▶ WRITTEN PROBLEM: Copy every line that contains the string "name" from the entries below.

▶ EXERCISE DATA:
↓↓↓

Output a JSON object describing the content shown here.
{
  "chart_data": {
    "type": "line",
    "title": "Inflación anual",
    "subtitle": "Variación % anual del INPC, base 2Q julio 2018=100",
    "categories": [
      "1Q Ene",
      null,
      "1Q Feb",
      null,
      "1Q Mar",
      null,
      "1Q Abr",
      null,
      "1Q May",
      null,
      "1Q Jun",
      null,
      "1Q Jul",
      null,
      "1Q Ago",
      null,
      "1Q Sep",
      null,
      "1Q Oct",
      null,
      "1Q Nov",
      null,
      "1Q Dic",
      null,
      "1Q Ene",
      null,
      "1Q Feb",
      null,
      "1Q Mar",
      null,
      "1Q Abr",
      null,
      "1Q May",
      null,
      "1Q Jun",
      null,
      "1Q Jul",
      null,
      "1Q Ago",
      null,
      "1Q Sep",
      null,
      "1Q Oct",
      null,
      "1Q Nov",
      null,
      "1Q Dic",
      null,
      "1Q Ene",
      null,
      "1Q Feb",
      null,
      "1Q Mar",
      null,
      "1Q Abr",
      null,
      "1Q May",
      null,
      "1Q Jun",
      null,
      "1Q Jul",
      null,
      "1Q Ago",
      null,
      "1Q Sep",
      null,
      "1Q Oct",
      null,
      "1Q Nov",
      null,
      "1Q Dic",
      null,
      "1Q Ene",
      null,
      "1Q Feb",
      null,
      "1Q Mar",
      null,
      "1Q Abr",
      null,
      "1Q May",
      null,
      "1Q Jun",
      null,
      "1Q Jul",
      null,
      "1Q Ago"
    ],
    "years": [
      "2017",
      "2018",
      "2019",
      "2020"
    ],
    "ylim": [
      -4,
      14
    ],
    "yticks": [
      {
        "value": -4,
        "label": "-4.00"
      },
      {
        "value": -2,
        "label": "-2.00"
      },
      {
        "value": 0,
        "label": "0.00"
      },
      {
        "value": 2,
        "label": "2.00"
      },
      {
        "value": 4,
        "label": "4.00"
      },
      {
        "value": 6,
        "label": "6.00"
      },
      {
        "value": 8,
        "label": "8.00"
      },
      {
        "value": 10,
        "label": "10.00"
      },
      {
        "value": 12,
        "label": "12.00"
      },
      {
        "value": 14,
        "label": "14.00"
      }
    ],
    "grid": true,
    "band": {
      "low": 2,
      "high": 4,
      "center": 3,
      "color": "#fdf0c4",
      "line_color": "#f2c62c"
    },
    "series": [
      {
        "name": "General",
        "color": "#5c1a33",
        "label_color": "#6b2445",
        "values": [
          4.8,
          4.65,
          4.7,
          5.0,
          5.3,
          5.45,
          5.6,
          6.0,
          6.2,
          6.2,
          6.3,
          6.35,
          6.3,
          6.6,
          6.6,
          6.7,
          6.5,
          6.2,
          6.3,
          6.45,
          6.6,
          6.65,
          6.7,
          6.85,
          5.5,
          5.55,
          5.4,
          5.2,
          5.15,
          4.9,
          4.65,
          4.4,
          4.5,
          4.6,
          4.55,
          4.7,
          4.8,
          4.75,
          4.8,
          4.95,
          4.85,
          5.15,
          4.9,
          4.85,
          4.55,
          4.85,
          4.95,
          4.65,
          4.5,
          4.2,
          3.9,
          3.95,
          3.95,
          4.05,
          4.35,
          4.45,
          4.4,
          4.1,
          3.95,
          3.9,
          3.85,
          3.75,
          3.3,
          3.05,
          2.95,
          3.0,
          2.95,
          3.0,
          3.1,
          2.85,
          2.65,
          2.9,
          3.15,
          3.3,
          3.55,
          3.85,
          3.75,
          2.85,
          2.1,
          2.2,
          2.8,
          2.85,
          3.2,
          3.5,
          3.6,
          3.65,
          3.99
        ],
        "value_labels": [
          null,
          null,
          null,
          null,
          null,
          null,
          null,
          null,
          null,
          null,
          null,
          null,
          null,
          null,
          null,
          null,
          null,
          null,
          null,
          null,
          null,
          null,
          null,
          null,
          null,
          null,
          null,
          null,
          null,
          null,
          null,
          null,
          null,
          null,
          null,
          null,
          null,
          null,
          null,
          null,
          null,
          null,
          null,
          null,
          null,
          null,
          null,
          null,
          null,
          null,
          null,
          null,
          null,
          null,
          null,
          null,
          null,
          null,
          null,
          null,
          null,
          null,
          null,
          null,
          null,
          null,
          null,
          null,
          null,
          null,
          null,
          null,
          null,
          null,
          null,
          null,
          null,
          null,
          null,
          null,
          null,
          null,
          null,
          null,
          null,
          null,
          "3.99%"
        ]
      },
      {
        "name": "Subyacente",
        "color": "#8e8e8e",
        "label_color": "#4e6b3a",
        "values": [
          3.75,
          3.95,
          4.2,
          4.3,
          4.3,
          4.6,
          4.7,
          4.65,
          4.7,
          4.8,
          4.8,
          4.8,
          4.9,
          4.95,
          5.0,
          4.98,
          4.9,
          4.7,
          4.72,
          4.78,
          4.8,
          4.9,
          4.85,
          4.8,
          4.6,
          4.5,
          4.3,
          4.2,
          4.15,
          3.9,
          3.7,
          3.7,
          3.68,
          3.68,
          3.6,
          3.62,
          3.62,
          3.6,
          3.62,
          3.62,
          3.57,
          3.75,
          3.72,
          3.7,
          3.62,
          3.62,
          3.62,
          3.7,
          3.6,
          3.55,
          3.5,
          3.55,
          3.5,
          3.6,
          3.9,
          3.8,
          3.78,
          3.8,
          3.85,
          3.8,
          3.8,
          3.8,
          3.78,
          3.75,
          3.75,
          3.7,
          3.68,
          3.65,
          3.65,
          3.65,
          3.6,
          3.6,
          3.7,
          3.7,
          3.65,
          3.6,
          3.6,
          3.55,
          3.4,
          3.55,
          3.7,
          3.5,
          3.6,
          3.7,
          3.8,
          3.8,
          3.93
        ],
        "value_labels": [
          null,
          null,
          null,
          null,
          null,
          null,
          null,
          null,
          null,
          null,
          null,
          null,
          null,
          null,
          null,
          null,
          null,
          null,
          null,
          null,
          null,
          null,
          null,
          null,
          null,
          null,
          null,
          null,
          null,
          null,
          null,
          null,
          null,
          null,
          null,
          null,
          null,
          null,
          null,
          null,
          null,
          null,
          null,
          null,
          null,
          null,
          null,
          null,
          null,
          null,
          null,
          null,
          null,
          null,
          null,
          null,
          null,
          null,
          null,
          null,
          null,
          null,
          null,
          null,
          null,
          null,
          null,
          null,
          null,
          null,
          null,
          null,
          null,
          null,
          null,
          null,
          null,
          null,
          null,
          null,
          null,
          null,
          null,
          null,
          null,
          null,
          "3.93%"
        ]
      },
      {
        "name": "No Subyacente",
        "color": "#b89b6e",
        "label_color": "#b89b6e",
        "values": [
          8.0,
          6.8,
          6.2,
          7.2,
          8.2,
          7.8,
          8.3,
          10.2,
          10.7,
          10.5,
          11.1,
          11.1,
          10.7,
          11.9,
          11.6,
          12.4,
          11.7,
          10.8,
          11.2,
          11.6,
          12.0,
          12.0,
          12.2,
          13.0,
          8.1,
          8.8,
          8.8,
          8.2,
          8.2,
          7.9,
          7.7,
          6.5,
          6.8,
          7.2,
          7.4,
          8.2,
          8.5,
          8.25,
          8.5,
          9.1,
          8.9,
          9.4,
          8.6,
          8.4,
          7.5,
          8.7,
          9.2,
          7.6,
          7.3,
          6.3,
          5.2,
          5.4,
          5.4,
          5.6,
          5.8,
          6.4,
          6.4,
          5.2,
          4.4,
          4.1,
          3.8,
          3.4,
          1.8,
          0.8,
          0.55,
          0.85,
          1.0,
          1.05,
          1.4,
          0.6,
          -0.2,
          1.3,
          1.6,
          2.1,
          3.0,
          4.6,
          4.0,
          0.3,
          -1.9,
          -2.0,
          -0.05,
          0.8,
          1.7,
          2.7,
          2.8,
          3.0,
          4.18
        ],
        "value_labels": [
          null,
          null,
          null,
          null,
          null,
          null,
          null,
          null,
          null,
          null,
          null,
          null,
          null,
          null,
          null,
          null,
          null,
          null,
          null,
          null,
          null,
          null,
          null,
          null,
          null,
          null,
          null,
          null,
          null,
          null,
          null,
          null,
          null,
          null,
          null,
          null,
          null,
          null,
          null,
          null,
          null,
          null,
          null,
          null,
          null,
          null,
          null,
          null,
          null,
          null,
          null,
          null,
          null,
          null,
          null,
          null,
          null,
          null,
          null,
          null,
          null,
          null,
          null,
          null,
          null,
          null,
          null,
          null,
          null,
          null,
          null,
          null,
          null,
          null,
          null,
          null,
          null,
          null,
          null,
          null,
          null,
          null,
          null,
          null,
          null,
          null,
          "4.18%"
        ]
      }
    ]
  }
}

↑↑↑

▶ SOLUTION TO THE PROBLEM:
        "name": "General",
        "name": "Subyacente",
        "name": "No Subyacente",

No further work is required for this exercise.